*RECORDS TO PROCESS*
— BEGIN —
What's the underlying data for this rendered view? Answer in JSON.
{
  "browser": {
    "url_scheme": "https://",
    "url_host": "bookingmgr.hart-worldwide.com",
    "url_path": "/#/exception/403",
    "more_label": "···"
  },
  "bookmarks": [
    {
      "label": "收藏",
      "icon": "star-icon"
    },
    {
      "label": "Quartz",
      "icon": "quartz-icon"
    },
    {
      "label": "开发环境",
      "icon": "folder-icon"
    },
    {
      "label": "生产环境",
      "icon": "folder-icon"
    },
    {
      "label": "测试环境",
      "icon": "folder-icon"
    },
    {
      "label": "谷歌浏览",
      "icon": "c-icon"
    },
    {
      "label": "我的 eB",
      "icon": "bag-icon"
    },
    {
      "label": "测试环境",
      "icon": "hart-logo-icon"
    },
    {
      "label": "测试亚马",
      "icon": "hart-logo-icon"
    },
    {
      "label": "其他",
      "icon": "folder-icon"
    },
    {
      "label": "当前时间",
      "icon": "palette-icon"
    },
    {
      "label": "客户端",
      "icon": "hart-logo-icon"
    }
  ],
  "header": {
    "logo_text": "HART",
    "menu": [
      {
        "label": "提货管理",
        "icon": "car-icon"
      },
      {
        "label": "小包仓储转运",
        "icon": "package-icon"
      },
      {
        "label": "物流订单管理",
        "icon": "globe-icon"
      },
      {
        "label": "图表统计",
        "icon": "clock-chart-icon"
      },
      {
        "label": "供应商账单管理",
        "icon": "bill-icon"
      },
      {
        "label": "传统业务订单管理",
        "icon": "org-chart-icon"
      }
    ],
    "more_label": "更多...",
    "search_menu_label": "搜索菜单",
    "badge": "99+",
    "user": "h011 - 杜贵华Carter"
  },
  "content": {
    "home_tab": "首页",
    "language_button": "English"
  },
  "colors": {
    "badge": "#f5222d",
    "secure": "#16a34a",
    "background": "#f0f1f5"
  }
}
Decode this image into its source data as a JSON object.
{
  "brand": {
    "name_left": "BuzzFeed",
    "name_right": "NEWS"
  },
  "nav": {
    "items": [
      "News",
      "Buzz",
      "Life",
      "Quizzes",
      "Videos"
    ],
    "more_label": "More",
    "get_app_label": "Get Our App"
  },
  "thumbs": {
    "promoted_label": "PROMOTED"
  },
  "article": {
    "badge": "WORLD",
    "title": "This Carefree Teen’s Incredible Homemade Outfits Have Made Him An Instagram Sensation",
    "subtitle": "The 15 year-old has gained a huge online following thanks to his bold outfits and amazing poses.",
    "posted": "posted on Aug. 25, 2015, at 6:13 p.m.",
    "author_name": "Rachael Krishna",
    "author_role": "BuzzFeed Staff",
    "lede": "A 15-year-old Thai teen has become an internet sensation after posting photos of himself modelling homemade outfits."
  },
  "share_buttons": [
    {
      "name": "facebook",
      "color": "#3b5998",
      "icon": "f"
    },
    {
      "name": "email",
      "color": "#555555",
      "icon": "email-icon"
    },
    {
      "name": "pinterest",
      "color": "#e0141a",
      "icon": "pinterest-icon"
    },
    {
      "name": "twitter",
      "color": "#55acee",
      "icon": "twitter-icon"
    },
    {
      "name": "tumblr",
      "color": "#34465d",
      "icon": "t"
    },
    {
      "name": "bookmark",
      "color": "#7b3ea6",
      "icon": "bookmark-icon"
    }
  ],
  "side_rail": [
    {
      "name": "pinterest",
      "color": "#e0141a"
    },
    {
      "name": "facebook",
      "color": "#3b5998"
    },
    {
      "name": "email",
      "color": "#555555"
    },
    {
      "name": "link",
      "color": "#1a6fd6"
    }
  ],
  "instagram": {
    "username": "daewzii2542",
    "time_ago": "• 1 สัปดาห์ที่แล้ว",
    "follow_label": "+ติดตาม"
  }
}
— END —
Each line in the material above must be retyped without alteration.

*RESPONSE TO THIS EXERCISE*
What's the underlying data for this rendered view? Answer in JSON.
{
  "browser": {
    "url_scheme": "https://",
    "url_host": "bookingmgr.hart-worldwide.com",
    "url_path": "/#/exception/403",
    "more_label": "···"
  },
  "bookmarks": [
    {
      "label": "收藏",
      "icon": "star-icon"
    },
    {
      "label": "Quartz",
      "icon": "quartz-icon"
    },
    {
      "label": "开发环境",
      "icon": "folder-icon"
    },
    {
      "label": "生产环境",
      "icon": "folder-icon"
    },
    {
      "label": "测试环境",
      "icon": "folder-icon"
    },
    {
      "label": "谷歌浏览",
      "icon": "c-icon"
    },
    {
      "label": "我的 eB",
      "icon": "bag-icon"
    },
    {
      "label": "测试环境",
      "icon": "hart-logo-icon"
    },
    {
      "label": "测试亚马",
      "icon": "hart-logo-icon"
    },
    {
      "label": "其他",
      "icon": "folder-icon"
    },
    {
      "label": "当前时间",
      "icon": "palette-icon"
    },
    {
      "label": "客户端",
      "icon": "hart-logo-icon"
    }
  ],
  "header": {
    "logo_text": "HART",
    "menu": [
      {
        "label": "提货管理",
        "icon": "car-icon"
      },
      {
        "label": "小包仓储转运",
        "icon": "package-icon"
      },
      {
        "label": "物流订单管理",
        "icon": "globe-icon"
      },
      {
        "label": "图表统计",
        "icon": "clock-chart-icon"
      },
      {
        "label": "供应商账单管理",
        "icon": "bill-icon"
      },
      {
        "label": "传统业务订单管理",
        "icon": "org-chart-icon"
      }
    ],
    "more_label": "更多...",
    "search_menu_label": "搜索菜单",
    "badge": "99+",
    "user": "h011 - 杜贵华Carter"
  },
  "content": {
    "home_tab": "首页",
    "language_button": "English"
  },
  "colors": {
    "badge": "#f5222d",
    "secure": "#16a34a",
    "background": "#f0f1f5"
  }
}
Decode this image into its source data as a JSON object.
{
  "brand": {
    "name_left": "BuzzFeed",
    "name_right": "NEWS"
  },
  "nav": {
    "items": [
      "News",
      "Buzz",
      "Life",
      "Quizzes",
      "Videos"
    ],
    "more_label": "More",
    "get_app_label": "Get Our App"
  },
  "thumbs": {
    "promoted_label": "PROMOTED"
  },
  "article": {
    "badge": "WORLD",
    "title": "This Carefree Teen’s Incredible Homemade Outfits Have Made Him An Instagram Sensation",
    "subtitle": "The 15 year-old has gained a huge online following thanks to his bold outfits and amazing poses.",
    "posted": "posted on Aug. 25, 2015, at 6:13 p.m.",
    "author_name": "Rachael Krishna",
    "author_role": "BuzzFeed Staff",
    "lede": "A 15-year-old Thai teen has become an internet sensation after posting photos of himself modelling homemade outfits."
  },
  "share_buttons": [
    {
      "name": "facebook",
      "color": "#3b5998",
      "icon": "f"
    },
    {
      "name": "email",
      "color": "#555555",
      "icon": "email-icon"
    },
    {
      "name": "pinterest",
      "color": "#e0141a",
      "icon": "pinterest-icon"
    },
    {
      "name": "twitter",
      "color": "#55acee",
      "icon": "twitter-icon"
    },
    {
      "name": "tumblr",
      "color": "#34465d",
      "icon": "t"
    },
    {
      "name": "bookmark",
      "color": "#7b3ea6",
      "icon": "bookmark-icon"
    }
  ],
  "side_rail": [
    {
      "name": "pinterest",
      "color": "#e0141a"
    },
    {
      "name": "facebook",
      "color": "#3b5998"
    },
    {
      "name": "email",
      "color": "#555555"
    },
    {
      "name": "link",
      "color": "#1a6fd6"
    }
  ],
  "instagram": {
    "username": "daewzii2542",
    "time_ago": "• 1 สัปดาห์ที่แล้ว",
    "follow_label": "+ติดตาม"
  }
}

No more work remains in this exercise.